» **What the exercise asks**
Every entry must be repeated exactly. Exclude all pictures.

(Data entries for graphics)
- - - - -

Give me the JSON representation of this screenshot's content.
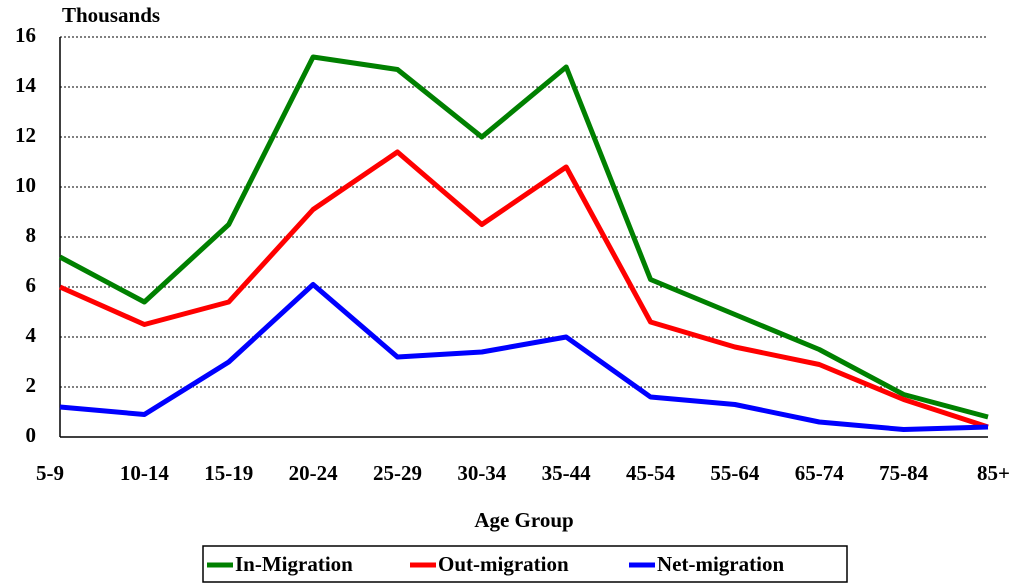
{
  "chart_data": {
    "type": "line",
    "y_label": "Thousands",
    "x_label": "Age Group",
    "categories": [
      "5-9",
      "10-14",
      "15-19",
      "20-24",
      "25-29",
      "30-34",
      "35-44",
      "45-54",
      "55-64",
      "65-74",
      "75-84",
      "85+"
    ],
    "series": [
      {
        "name": "In-Migration",
        "color": "#008000",
        "values": [
          7.2,
          5.4,
          8.5,
          15.2,
          14.7,
          12.0,
          14.8,
          6.3,
          4.9,
          3.5,
          1.7,
          0.8
        ]
      },
      {
        "name": "Out-migration",
        "color": "#ff0000",
        "values": [
          6.0,
          4.5,
          5.4,
          9.1,
          11.4,
          8.5,
          10.8,
          4.6,
          3.6,
          2.9,
          1.5,
          0.4
        ]
      },
      {
        "name": "Net-migration",
        "color": "#0000ff",
        "values": [
          1.2,
          0.9,
          3.0,
          6.1,
          3.2,
          3.4,
          4.0,
          1.6,
          1.3,
          0.6,
          0.3,
          0.4
        ]
      }
    ],
    "ylim": [
      0,
      16
    ],
    "yticks": [
      0,
      2,
      4,
      6,
      8,
      10,
      12,
      14,
      16
    ],
    "grid": true
  }
}
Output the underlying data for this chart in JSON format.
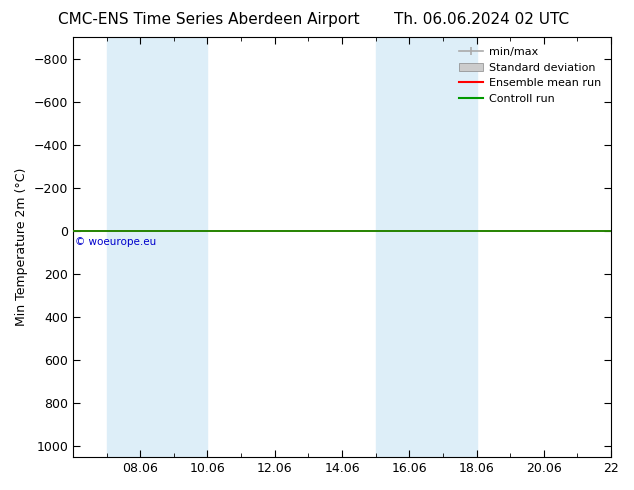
{
  "title_left": "CMC-ENS Time Series Aberdeen Airport",
  "title_right": "Th. 06.06.2024 02 UTC",
  "ylabel": "Min Temperature 2m (°C)",
  "ylim_top": -900,
  "ylim_bottom": 1050,
  "yticks": [
    -800,
    -600,
    -400,
    -200,
    0,
    200,
    400,
    600,
    800,
    1000
  ],
  "xlim_start": 0,
  "xlim_end": 16,
  "xtick_positions": [
    2,
    4,
    6,
    8,
    10,
    12,
    14,
    16
  ],
  "xtick_labels": [
    "08.06",
    "10.06",
    "12.06",
    "14.06",
    "16.06",
    "18.06",
    "20.06",
    "22"
  ],
  "shaded_bands": [
    [
      1.0,
      2.5
    ],
    [
      2.5,
      4.0
    ],
    [
      9.0,
      10.5
    ],
    [
      10.5,
      12.0
    ]
  ],
  "shade_color": "#ddeef8",
  "green_line_y": 0,
  "green_line_color": "#009900",
  "red_line_color": "#ff0000",
  "copyright_text": "© woeurope.eu",
  "copyright_color": "#0000cc",
  "background_color": "#ffffff",
  "plot_bg_color": "#ffffff",
  "legend_labels": [
    "min/max",
    "Standard deviation",
    "Ensemble mean run",
    "Controll run"
  ],
  "legend_colors": [
    "#aaaaaa",
    "#cccccc",
    "#ff0000",
    "#009900"
  ],
  "title_fontsize": 11,
  "tick_fontsize": 9,
  "ylabel_fontsize": 9,
  "legend_fontsize": 8
}
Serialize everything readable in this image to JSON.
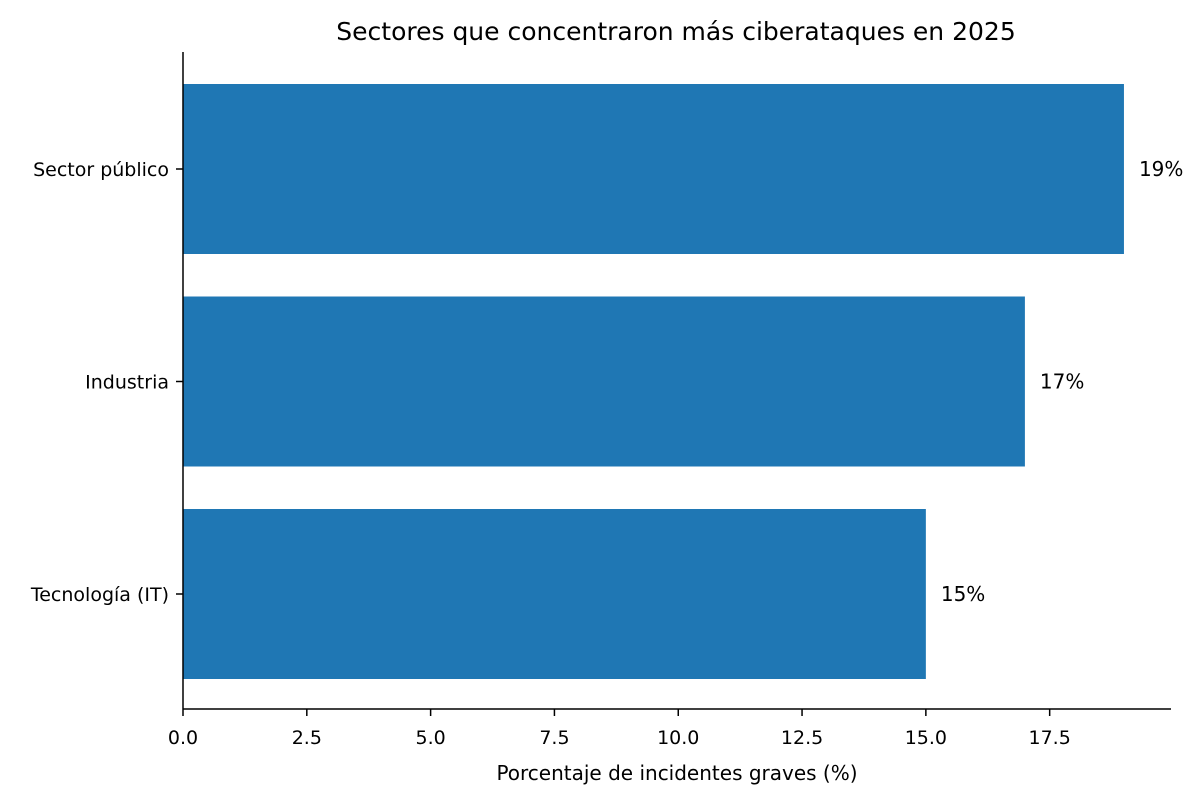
{
  "chart_data": {
    "type": "bar",
    "orientation": "horizontal",
    "title": "Sectores que concentraron más ciberataques en 2025",
    "xlabel": "Porcentaje de incidentes graves (%)",
    "ylabel": "",
    "categories": [
      "Sector público",
      "Industria",
      "Tecnología (IT)"
    ],
    "values": [
      19,
      17,
      15
    ],
    "data_labels": [
      "19%",
      "17%",
      "15%"
    ],
    "xlim": [
      0,
      19.95
    ],
    "xticks": [
      0.0,
      2.5,
      5.0,
      7.5,
      10.0,
      12.5,
      15.0,
      17.5
    ],
    "xtick_labels": [
      "0.0",
      "2.5",
      "5.0",
      "7.5",
      "10.0",
      "12.5",
      "15.0",
      "17.5"
    ],
    "grid": false,
    "legend": "none",
    "bar_color": "#1f77b4"
  }
}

- - - - -

» **Written solution**
Give me the JSON representation of this screenshot's content.
{
  "chart_data": {
    "type": "line",
    "y_label": "Thousands",
    "x_label": "Age Group",
    "categories": [
      "5-9",
      "10-14",
      "15-19",
      "20-24",
      "25-29",
      "30-34",
      "35-44",
      "45-54",
      "55-64",
      "65-74",
      "75-84",
      "85+"
    ],
    "series": [
      {
        "name": "In-Migration",
        "color": "#008000",
        "values": [
          7.2,
          5.4,
          8.5,
          15.2,
          14.7,
          12.0,
          14.8,
          6.3,
          4.9,
          3.5,
          1.7,
          0.8
        ]
      },
      {
        "name": "Out-migration",
        "color": "#ff0000",
        "values": [
          6.0,
          4.5,
          5.4,
          9.1,
          11.4,
          8.5,
          10.8,
          4.6,
          3.6,
          2.9,
          1.5,
          0.4
        ]
      },
      {
        "name": "Net-migration",
        "color": "#0000ff",
        "values": [
          1.2,
          0.9,
          3.0,
          6.1,
          3.2,
          3.4,
          4.0,
          1.6,
          1.3,
          0.6,
          0.3,
          0.4
        ]
      }
    ],
    "ylim": [
      0,
      16
    ],
    "yticks": [
      0,
      2,
      4,
      6,
      8,
      10,
      12,
      14,
      16
    ],
    "grid": true
  }
}
Output the underlying data for this chart in JSON format.
{
  "title_left": "CMC-ENS Time Series Aberdeen Airport",
  "title_right": "Th. 06.06.2024 02 UTC",
  "ylabel": "Min Temperature 2m (°C)",
  "ylim_top": -900,
  "ylim_bottom": 1050,
  "yticks": [
    -800,
    -600,
    -400,
    -200,
    0,
    200,
    400,
    600,
    800,
    1000
  ],
  "xlim_start": 0,
  "xlim_end": 16,
  "xtick_positions": [
    2,
    4,
    6,
    8,
    10,
    12,
    14,
    16
  ],
  "xtick_labels": [
    "08.06",
    "10.06",
    "12.06",
    "14.06",
    "16.06",
    "18.06",
    "20.06",
    "22"
  ],
  "shaded_bands": [
    [
      1.0,
      2.5
    ],
    [
      2.5,
      4.0
    ],
    [
      9.0,
      10.5
    ],
    [
      10.5,
      12.0
    ]
  ],
  "shade_color": "#ddeef8",
  "green_line_y": 0,
  "green_line_color": "#009900",
  "red_line_color": "#ff0000",
  "copyright_text": "© woeurope.eu",
  "copyright_color": "#0000cc",
  "background_color": "#ffffff",
  "plot_bg_color": "#ffffff",
  "legend_labels": [
    "min/max",
    "Standard deviation",
    "Ensemble mean run",
    "Controll run"
  ],
  "legend_colors": [
    "#aaaaaa",
    "#cccccc",
    "#ff0000",
    "#009900"
  ],
  "title_fontsize": 11,
  "tick_fontsize": 9,
  "ylabel_fontsize": 9,
  "legend_fontsize": 8
}
Serialize everything readable in this image to JSON.
{
  "chart_data": {
    "type": "bar",
    "orientation": "horizontal",
    "title": "Sectores que concentraron más ciberataques en 2025",
    "xlabel": "Porcentaje de incidentes graves (%)",
    "ylabel": "",
    "categories": [
      "Sector público",
      "Industria",
      "Tecnología (IT)"
    ],
    "values": [
      19,
      17,
      15
    ],
    "data_labels": [
      "19%",
      "17%",
      "15%"
    ],
    "xlim": [
      0,
      19.95
    ],
    "xticks": [
      0.0,
      2.5,
      5.0,
      7.5,
      10.0,
      12.5,
      15.0,
      17.5
    ],
    "xtick_labels": [
      "0.0",
      "2.5",
      "5.0",
      "7.5",
      "10.0",
      "12.5",
      "15.0",
      "17.5"
    ],
    "grid": false,
    "legend": "none",
    "bar_color": "#1f77b4"
  }
}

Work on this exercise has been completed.